Earlier this month, Dignity Gold, a company that will oversee the digau coin offering and is controlled by Swig and another executive, Stephen Braverman, announced that it had minted 3 billion coins. It plans to sell the tokens for at least $2 apiece in a $6 billion offering, pending approval from federal regulators. The company says the currency will be backed by at least $6 billion in gold reserves it will dig up with Apache's help. The mining operation will be funded by money raised from the coin offering.

Despite the complex arrangement and the involvement of Apache, Swig described digau as more secure and tangible than other digital currencies, most of which are untethered to real-world assets and have values that can fluctuate wildly.

In an interview, Swig told Insider he saw issues with the cryptocurrency industry at large. "In many cases, it's the wild, Wild West," he said. "Most people don't know who owns them, who controls them, where they're really located.

He added: "So we came with what I think is a good approach … of transparency, being domestically located. The gold backing, it is in the United States."

Swig said he and his partners in the coin would be "voluntarily filing with the SEC." 

"Because we want supervision" and guidance, Swig said.

The gold underpinning digau's value, however, hasn't been extracted yet, and Apache, which the venture is relying on to recover the precious metal, hasn't unearthed a single ounce of gold, by its own admission. It told Insider in a statement that the extraction work would be handled by "third party contractors with decades of experience." It declined to name those firms.

EXTRACTED INFORMATION:
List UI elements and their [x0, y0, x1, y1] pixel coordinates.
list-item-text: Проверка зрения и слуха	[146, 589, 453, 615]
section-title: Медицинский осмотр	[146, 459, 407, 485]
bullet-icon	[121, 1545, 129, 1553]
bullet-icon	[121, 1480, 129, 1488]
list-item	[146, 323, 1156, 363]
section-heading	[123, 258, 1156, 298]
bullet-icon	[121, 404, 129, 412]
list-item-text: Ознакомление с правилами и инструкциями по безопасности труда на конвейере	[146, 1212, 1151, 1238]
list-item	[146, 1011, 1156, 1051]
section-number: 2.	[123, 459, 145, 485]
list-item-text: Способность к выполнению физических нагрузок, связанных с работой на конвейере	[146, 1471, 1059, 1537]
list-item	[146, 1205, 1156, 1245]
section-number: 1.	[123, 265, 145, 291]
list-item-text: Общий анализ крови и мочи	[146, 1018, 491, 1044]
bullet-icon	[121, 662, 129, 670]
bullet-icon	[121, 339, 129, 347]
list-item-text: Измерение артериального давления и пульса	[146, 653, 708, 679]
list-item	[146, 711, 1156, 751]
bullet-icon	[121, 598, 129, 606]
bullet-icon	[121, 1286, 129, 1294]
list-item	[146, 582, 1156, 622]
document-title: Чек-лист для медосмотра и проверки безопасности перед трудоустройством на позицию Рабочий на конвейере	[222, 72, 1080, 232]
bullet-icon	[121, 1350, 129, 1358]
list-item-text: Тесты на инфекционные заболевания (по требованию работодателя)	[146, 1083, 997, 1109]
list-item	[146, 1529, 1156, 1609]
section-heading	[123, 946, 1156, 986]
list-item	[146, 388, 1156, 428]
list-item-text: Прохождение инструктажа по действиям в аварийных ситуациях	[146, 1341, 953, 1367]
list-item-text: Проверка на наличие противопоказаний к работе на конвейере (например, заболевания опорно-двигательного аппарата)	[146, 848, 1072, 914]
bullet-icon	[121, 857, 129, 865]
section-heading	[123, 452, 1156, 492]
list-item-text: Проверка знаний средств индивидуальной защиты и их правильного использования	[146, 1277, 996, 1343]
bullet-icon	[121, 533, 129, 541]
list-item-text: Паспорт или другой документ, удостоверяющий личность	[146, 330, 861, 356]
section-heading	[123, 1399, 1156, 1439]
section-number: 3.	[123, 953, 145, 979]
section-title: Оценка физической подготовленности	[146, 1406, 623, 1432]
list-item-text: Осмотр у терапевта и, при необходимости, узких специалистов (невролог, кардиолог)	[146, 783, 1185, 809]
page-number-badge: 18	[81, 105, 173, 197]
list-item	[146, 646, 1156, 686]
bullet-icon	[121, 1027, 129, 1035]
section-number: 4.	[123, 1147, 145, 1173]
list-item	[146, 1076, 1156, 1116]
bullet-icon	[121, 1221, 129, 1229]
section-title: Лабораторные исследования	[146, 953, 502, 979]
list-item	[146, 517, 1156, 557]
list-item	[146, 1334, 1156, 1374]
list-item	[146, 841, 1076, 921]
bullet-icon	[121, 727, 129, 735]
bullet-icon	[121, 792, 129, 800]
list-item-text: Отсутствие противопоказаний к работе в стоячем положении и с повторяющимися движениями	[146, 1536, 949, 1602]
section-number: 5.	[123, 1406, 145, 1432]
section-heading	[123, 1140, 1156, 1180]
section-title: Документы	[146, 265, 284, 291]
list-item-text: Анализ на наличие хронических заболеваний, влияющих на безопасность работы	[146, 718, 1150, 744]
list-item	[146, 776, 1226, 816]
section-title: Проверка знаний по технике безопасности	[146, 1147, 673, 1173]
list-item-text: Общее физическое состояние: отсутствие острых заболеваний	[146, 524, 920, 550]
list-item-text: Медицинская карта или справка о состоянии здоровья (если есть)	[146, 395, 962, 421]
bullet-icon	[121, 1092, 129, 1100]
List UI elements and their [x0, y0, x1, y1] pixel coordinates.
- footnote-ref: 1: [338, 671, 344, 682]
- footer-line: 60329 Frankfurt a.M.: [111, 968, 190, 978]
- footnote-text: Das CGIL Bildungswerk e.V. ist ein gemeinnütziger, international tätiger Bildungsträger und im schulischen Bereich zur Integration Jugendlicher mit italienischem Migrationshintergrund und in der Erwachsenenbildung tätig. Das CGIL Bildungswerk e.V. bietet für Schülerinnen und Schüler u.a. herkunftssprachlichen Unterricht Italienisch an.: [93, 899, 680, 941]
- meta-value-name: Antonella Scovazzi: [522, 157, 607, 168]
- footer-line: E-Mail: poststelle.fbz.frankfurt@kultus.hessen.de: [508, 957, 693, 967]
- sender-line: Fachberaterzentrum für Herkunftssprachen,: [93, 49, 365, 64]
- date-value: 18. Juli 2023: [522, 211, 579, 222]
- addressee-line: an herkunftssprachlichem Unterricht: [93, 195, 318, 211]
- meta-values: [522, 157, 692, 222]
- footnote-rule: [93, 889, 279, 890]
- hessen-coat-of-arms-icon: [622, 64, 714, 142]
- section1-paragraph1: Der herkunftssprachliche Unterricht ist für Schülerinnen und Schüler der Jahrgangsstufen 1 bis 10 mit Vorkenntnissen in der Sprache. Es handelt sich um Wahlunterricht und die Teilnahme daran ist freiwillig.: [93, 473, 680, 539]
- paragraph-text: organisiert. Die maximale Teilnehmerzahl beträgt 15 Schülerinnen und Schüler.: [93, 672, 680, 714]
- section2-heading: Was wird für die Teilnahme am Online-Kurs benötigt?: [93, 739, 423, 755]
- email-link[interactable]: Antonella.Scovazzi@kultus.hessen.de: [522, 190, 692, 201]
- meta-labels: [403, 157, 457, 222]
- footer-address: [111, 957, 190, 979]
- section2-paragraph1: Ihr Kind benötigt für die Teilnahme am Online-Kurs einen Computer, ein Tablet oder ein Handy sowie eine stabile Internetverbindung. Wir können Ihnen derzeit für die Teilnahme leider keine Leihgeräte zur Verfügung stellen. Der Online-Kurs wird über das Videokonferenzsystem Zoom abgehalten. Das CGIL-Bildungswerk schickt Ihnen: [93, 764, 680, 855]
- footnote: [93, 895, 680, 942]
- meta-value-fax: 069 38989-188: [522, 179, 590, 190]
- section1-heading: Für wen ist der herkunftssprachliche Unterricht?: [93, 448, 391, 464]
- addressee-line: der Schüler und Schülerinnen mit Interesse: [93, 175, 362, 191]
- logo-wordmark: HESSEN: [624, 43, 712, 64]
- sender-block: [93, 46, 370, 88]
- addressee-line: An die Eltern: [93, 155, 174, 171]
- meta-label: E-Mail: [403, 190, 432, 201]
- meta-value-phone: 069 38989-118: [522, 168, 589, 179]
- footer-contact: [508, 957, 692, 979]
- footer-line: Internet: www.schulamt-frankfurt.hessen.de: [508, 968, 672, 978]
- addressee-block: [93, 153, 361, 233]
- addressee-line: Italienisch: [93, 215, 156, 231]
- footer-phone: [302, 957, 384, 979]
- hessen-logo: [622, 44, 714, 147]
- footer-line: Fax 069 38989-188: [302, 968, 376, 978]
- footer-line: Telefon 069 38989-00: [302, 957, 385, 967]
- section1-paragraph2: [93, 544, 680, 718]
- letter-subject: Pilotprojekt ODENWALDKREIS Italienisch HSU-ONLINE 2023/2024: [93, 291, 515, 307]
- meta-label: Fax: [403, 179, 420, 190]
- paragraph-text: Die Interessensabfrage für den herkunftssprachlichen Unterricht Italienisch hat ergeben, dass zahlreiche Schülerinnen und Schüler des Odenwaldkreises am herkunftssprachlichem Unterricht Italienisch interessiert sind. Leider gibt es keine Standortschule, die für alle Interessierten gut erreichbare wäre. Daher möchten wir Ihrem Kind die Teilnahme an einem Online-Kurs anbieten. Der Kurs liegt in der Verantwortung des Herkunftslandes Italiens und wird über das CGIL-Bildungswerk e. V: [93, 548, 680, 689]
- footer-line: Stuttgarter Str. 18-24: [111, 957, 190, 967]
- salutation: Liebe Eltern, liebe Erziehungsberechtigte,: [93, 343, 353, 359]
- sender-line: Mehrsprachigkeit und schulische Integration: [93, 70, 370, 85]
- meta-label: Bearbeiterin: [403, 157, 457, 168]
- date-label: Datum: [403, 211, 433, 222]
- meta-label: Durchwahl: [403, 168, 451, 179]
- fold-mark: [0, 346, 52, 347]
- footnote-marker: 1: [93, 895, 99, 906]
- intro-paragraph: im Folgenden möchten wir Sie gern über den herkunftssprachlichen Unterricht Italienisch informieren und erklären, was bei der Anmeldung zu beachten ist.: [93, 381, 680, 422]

PROBLEMS:
1: According to the digau coin passage, how many coins did Dignity Gold announce it had minted?
2: Write out the digau coin passage between "Earlier this month, Dignity" and "the coin offering.", inclusive.
The rows have no connection to the passage about the digau coin.

PER-TASK OUTPUTS:
1: 3 billion coins.

2:
Earlier this month, Dignity Gold, a company that will oversee the digau coin offering and is controlled by Swig and another executive, Stephen Braverman, announced that it had minted 3 billion coins. It plans to sell the tokens for at least $2 apiece in a $6 billion offering, pending approval from federal regulators. The company says the currency will be backed by at least $6 billion in gold reserves it will dig up with Apache's help. The mining operation will be funded by money raised from the coin offering.